== RAW RECORDS ==
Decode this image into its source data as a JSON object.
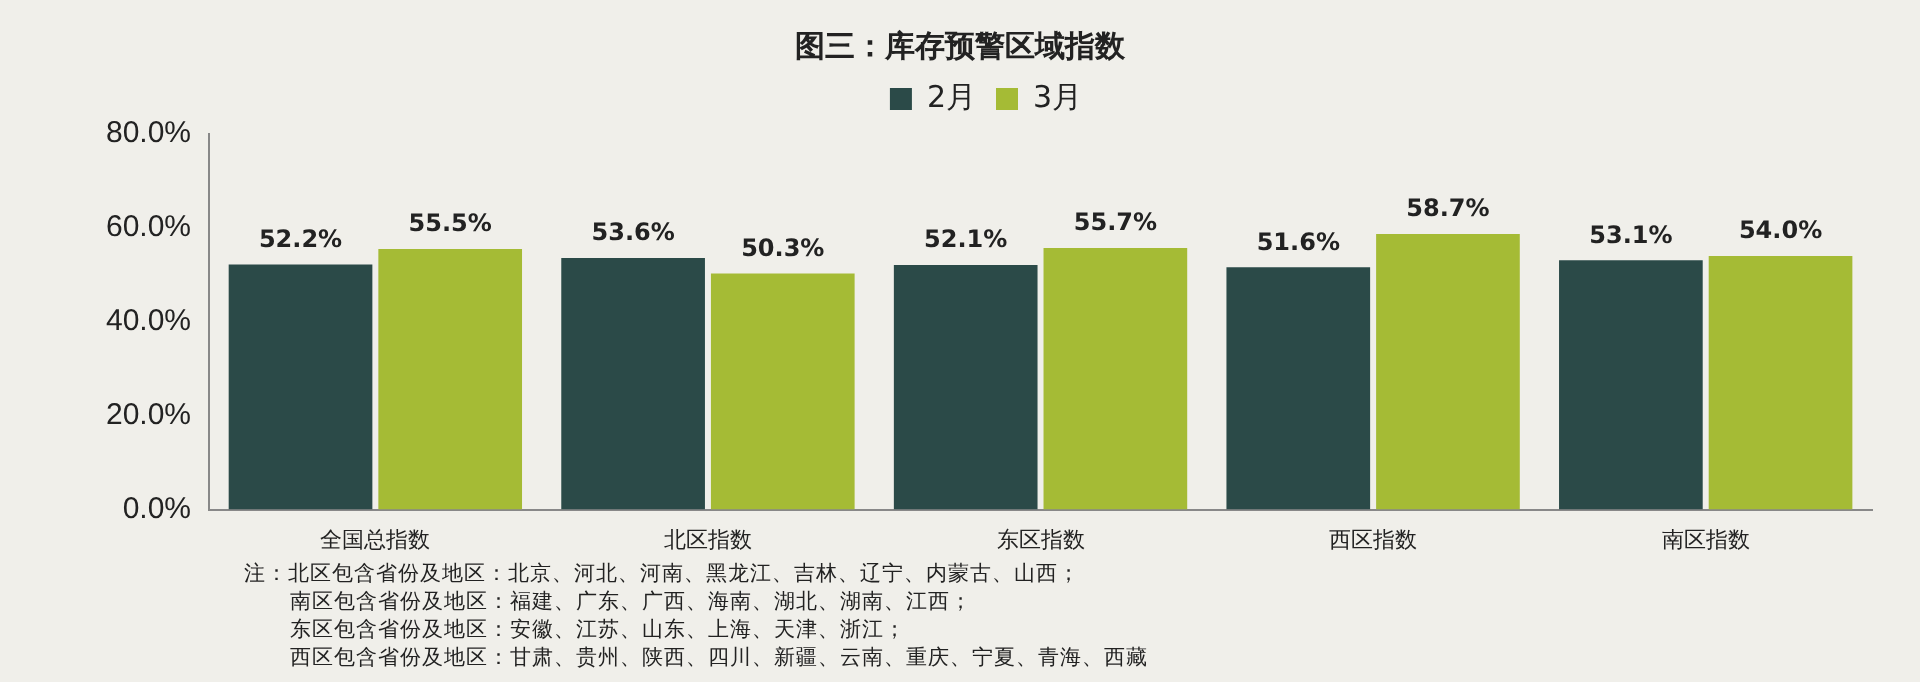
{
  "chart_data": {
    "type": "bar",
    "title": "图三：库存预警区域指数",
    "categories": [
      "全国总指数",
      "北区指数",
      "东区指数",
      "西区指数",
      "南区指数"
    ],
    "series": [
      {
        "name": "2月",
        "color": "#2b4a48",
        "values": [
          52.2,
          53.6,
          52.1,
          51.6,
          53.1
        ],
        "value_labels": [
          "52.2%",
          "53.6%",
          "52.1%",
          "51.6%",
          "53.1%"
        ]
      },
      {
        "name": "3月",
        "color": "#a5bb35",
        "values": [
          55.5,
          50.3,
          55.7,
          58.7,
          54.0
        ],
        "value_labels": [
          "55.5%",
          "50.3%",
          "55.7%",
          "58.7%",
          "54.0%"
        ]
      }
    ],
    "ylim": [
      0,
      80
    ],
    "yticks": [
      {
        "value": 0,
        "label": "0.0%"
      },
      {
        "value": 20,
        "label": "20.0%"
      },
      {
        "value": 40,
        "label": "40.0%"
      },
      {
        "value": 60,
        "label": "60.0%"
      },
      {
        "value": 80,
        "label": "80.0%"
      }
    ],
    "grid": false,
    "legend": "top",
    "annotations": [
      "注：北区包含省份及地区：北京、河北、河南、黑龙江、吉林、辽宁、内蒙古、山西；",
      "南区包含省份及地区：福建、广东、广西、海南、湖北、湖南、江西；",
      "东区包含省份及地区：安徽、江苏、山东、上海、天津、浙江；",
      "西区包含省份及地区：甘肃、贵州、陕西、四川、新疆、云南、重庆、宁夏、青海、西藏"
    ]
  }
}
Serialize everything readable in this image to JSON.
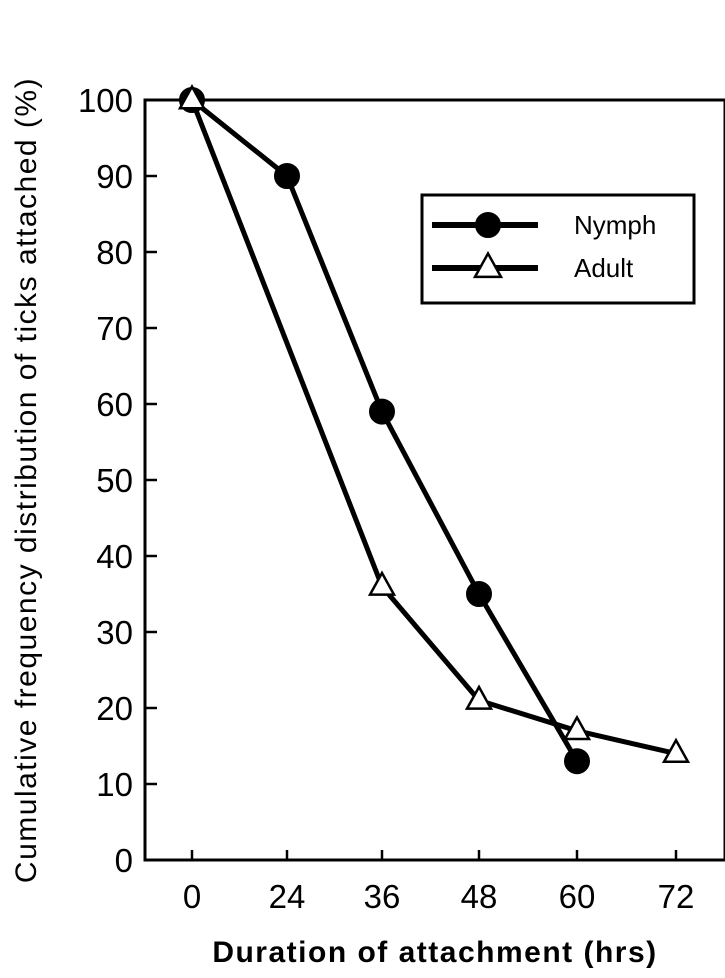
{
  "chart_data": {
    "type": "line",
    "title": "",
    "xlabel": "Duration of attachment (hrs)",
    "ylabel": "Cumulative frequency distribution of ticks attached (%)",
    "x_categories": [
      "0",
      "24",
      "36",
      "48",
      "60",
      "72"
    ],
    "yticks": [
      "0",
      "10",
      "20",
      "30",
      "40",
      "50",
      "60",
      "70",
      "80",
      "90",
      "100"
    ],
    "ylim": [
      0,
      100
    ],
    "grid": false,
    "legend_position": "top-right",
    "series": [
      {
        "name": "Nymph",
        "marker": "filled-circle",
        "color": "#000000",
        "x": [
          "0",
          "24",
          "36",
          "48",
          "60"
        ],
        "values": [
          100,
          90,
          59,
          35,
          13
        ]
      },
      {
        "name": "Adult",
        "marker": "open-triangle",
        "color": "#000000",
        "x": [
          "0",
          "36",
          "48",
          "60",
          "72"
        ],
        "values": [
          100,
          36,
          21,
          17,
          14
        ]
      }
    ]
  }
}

== EXERCISE ==
Go through the records and show every line with the string "this" in it.

== ANSWER FOR THE TASK ==
Decode this image into its source data as a JSON object.
Serialize everything readable in this image to JSON.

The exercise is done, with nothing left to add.